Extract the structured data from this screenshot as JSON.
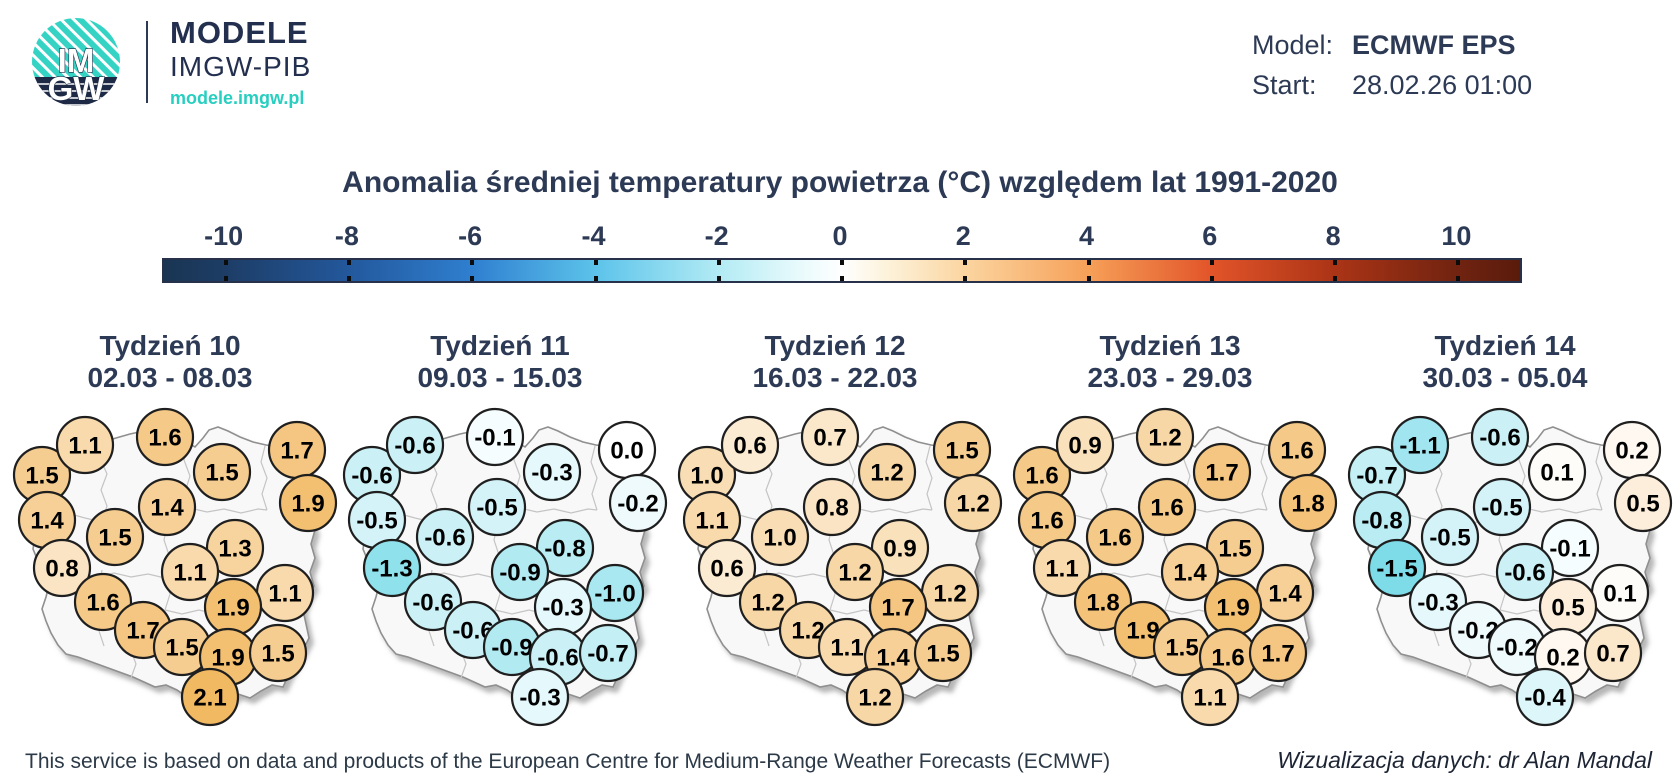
{
  "header": {
    "logo": {
      "monogram_top": "IM",
      "monogram_bottom": "GW",
      "title": "MODELE",
      "subtitle": "IMGW-PIB",
      "url": "modele.imgw.pl",
      "teal": "#35d3c4",
      "navy": "#1d2945"
    },
    "model": {
      "label": "Model:",
      "value": "ECMWF EPS"
    },
    "start": {
      "label": "Start:",
      "value": "28.02.26 01:00"
    }
  },
  "legend": {
    "title": "Anomalia średniej temperatury powietrza (°C) względem lat 1991-2020",
    "tick_values": [
      -10,
      -8,
      -6,
      -4,
      -2,
      0,
      2,
      4,
      6,
      8,
      10
    ],
    "domain": [
      -11,
      11
    ],
    "gradient_stops": [
      {
        "v": -11,
        "c": "#1a3553"
      },
      {
        "v": -10,
        "c": "#1d3d66"
      },
      {
        "v": -8,
        "c": "#23589c"
      },
      {
        "v": -6,
        "c": "#2f7fd0"
      },
      {
        "v": -4,
        "c": "#5cc3ea"
      },
      {
        "v": -2,
        "c": "#b2ebf4"
      },
      {
        "v": -0.7,
        "c": "#e8fafc"
      },
      {
        "v": 0,
        "c": "#ffffff"
      },
      {
        "v": 0.7,
        "c": "#fdf3dc"
      },
      {
        "v": 2,
        "c": "#fbd5a0"
      },
      {
        "v": 4,
        "c": "#f6a058"
      },
      {
        "v": 6,
        "c": "#e25429"
      },
      {
        "v": 8,
        "c": "#ab3416"
      },
      {
        "v": 10,
        "c": "#702310"
      },
      {
        "v": 11,
        "c": "#5a1b0c"
      }
    ]
  },
  "chart_data": {
    "type": "bubble-map",
    "title": "Anomalia średniej temperatury powietrza (°C) względem lat 1991-2020",
    "unit": "°C",
    "model": "ECMWF EPS",
    "run_start": "28.02.26 01:00",
    "legend_range": [
      -10,
      10
    ],
    "bubble_color_scale": {
      "zero": "#ffffff",
      "positive": {
        "max_value": 2.1,
        "color": "#f2b963"
      },
      "negative": {
        "max_value": -1.5,
        "color": "#7edce9"
      }
    },
    "region_positions": [
      [
        42,
        75
      ],
      [
        85,
        45
      ],
      [
        165,
        37
      ],
      [
        222,
        72
      ],
      [
        297,
        50
      ],
      [
        308,
        103
      ],
      [
        167,
        107
      ],
      [
        47,
        120
      ],
      [
        115,
        137
      ],
      [
        235,
        148
      ],
      [
        62,
        168
      ],
      [
        190,
        172
      ],
      [
        285,
        193
      ],
      [
        103,
        202
      ],
      [
        233,
        207
      ],
      [
        143,
        230
      ],
      [
        182,
        247
      ],
      [
        228,
        257
      ],
      [
        278,
        253
      ],
      [
        210,
        297
      ]
    ],
    "weeks": [
      {
        "label": "Tydzień 10",
        "dates": "02.03 - 08.03",
        "values": [
          "1.5",
          "1.1",
          "1.6",
          "1.5",
          "1.7",
          "1.9",
          "1.4",
          "1.4",
          "1.5",
          "1.3",
          "0.8",
          "1.1",
          "1.1",
          "1.6",
          "1.9",
          "1.7",
          "1.5",
          "1.9",
          "1.5",
          "2.1"
        ]
      },
      {
        "label": "Tydzień 11",
        "dates": "09.03 - 15.03",
        "values": [
          "-0.6",
          "-0.6",
          "-0.1",
          "-0.3",
          "0.0",
          "-0.2",
          "-0.5",
          "-0.5",
          "-0.6",
          "-0.8",
          "-1.3",
          "-0.9",
          "-1.0",
          "-0.6",
          "-0.3",
          "-0.6",
          "-0.9",
          "-0.6",
          "-0.7",
          "-0.3"
        ]
      },
      {
        "label": "Tydzień 12",
        "dates": "16.03 - 22.03",
        "values": [
          "1.0",
          "0.6",
          "0.7",
          "1.2",
          "1.5",
          "1.2",
          "0.8",
          "1.1",
          "1.0",
          "0.9",
          "0.6",
          "1.2",
          "1.2",
          "1.2",
          "1.7",
          "1.2",
          "1.1",
          "1.4",
          "1.5",
          "1.2"
        ]
      },
      {
        "label": "Tydzień 13",
        "dates": "23.03 - 29.03",
        "values": [
          "1.6",
          "0.9",
          "1.2",
          "1.7",
          "1.6",
          "1.8",
          "1.6",
          "1.6",
          "1.6",
          "1.5",
          "1.1",
          "1.4",
          "1.4",
          "1.8",
          "1.9",
          "1.9",
          "1.5",
          "1.6",
          "1.7",
          "1.1"
        ]
      },
      {
        "label": "Tydzień 14",
        "dates": "30.03 - 05.04",
        "values": [
          "-0.7",
          "-1.1",
          "-0.6",
          "0.1",
          "0.2",
          "0.5",
          "-0.5",
          "-0.8",
          "-0.5",
          "-0.1",
          "-1.5",
          "-0.6",
          "0.1",
          "-0.3",
          "0.5",
          "-0.2",
          "-0.2",
          "0.2",
          "0.7",
          "-0.4"
        ]
      }
    ]
  },
  "footer": {
    "left": "This service is based on data and products of the European Centre for Medium-Range Weather Forecasts (ECMWF)",
    "right": "Wizualizacja danych: dr Alan Mandal"
  }
}
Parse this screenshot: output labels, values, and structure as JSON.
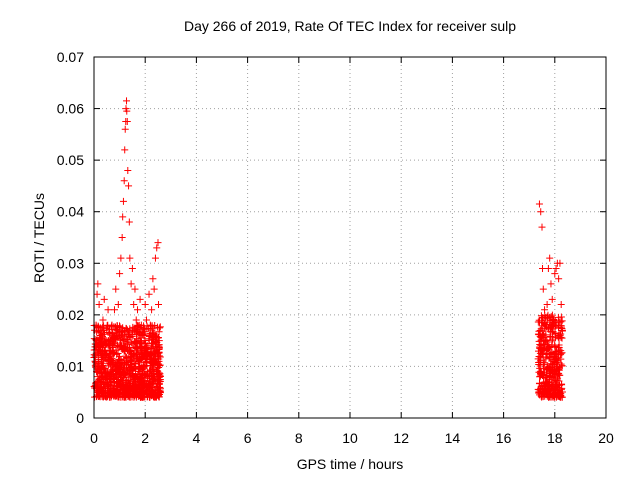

*Set exercise*
The pictures in the entries should be left out; output everything else exactly.

*Full response*
Extract the structured data from this screenshot as JSON.
{
  "header": {
    "logo": {
      "monogram_top": "IM",
      "monogram_bottom": "GW",
      "title": "MODELE",
      "subtitle": "IMGW-PIB",
      "url": "modele.imgw.pl",
      "teal": "#35d3c4",
      "navy": "#1d2945"
    },
    "model": {
      "label": "Model:",
      "value": "ECMWF EPS"
    },
    "start": {
      "label": "Start:",
      "value": "28.02.26 01:00"
    }
  },
  "legend": {
    "title": "Anomalia średniej temperatury powietrza (°C) względem lat 1991-2020",
    "tick_values": [
      -10,
      -8,
      -6,
      -4,
      -2,
      0,
      2,
      4,
      6,
      8,
      10
    ],
    "domain": [
      -11,
      11
    ],
    "gradient_stops": [
      {
        "v": -11,
        "c": "#1a3553"
      },
      {
        "v": -10,
        "c": "#1d3d66"
      },
      {
        "v": -8,
        "c": "#23589c"
      },
      {
        "v": -6,
        "c": "#2f7fd0"
      },
      {
        "v": -4,
        "c": "#5cc3ea"
      },
      {
        "v": -2,
        "c": "#b2ebf4"
      },
      {
        "v": -0.7,
        "c": "#e8fafc"
      },
      {
        "v": 0,
        "c": "#ffffff"
      },
      {
        "v": 0.7,
        "c": "#fdf3dc"
      },
      {
        "v": 2,
        "c": "#fbd5a0"
      },
      {
        "v": 4,
        "c": "#f6a058"
      },
      {
        "v": 6,
        "c": "#e25429"
      },
      {
        "v": 8,
        "c": "#ab3416"
      },
      {
        "v": 10,
        "c": "#702310"
      },
      {
        "v": 11,
        "c": "#5a1b0c"
      }
    ]
  },
  "chart_data": {
    "type": "bubble-map",
    "title": "Anomalia średniej temperatury powietrza (°C) względem lat 1991-2020",
    "unit": "°C",
    "model": "ECMWF EPS",
    "run_start": "28.02.26 01:00",
    "legend_range": [
      -10,
      10
    ],
    "bubble_color_scale": {
      "zero": "#ffffff",
      "positive": {
        "max_value": 2.1,
        "color": "#f2b963"
      },
      "negative": {
        "max_value": -1.5,
        "color": "#7edce9"
      }
    },
    "region_positions": [
      [
        42,
        75
      ],
      [
        85,
        45
      ],
      [
        165,
        37
      ],
      [
        222,
        72
      ],
      [
        297,
        50
      ],
      [
        308,
        103
      ],
      [
        167,
        107
      ],
      [
        47,
        120
      ],
      [
        115,
        137
      ],
      [
        235,
        148
      ],
      [
        62,
        168
      ],
      [
        190,
        172
      ],
      [
        285,
        193
      ],
      [
        103,
        202
      ],
      [
        233,
        207
      ],
      [
        143,
        230
      ],
      [
        182,
        247
      ],
      [
        228,
        257
      ],
      [
        278,
        253
      ],
      [
        210,
        297
      ]
    ],
    "weeks": [
      {
        "label": "Tydzień 10",
        "dates": "02.03 - 08.03",
        "values": [
          "1.5",
          "1.1",
          "1.6",
          "1.5",
          "1.7",
          "1.9",
          "1.4",
          "1.4",
          "1.5",
          "1.3",
          "0.8",
          "1.1",
          "1.1",
          "1.6",
          "1.9",
          "1.7",
          "1.5",
          "1.9",
          "1.5",
          "2.1"
        ]
      },
      {
        "label": "Tydzień 11",
        "dates": "09.03 - 15.03",
        "values": [
          "-0.6",
          "-0.6",
          "-0.1",
          "-0.3",
          "0.0",
          "-0.2",
          "-0.5",
          "-0.5",
          "-0.6",
          "-0.8",
          "-1.3",
          "-0.9",
          "-1.0",
          "-0.6",
          "-0.3",
          "-0.6",
          "-0.9",
          "-0.6",
          "-0.7",
          "-0.3"
        ]
      },
      {
        "label": "Tydzień 12",
        "dates": "16.03 - 22.03",
        "values": [
          "1.0",
          "0.6",
          "0.7",
          "1.2",
          "1.5",
          "1.2",
          "0.8",
          "1.1",
          "1.0",
          "0.9",
          "0.6",
          "1.2",
          "1.2",
          "1.2",
          "1.7",
          "1.2",
          "1.1",
          "1.4",
          "1.5",
          "1.2"
        ]
      },
      {
        "label": "Tydzień 13",
        "dates": "23.03 - 29.03",
        "values": [
          "1.6",
          "0.9",
          "1.2",
          "1.7",
          "1.6",
          "1.8",
          "1.6",
          "1.6",
          "1.6",
          "1.5",
          "1.1",
          "1.4",
          "1.4",
          "1.8",
          "1.9",
          "1.9",
          "1.5",
          "1.6",
          "1.7",
          "1.1"
        ]
      },
      {
        "label": "Tydzień 14",
        "dates": "30.03 - 05.04",
        "values": [
          "-0.7",
          "-1.1",
          "-0.6",
          "0.1",
          "0.2",
          "0.5",
          "-0.5",
          "-0.8",
          "-0.5",
          "-0.1",
          "-1.5",
          "-0.6",
          "0.1",
          "-0.3",
          "0.5",
          "-0.2",
          "-0.2",
          "0.2",
          "0.7",
          "-0.4"
        ]
      }
    ]
  },
  "footer": {
    "left": "This service is based on data and products of the European Centre for Medium-Range Weather Forecasts (ECMWF)",
    "right": "Wizualizacja danych: dr Alan Mandal"
  }
}
Parse this screenshot: output labels, values, and structure as JSON.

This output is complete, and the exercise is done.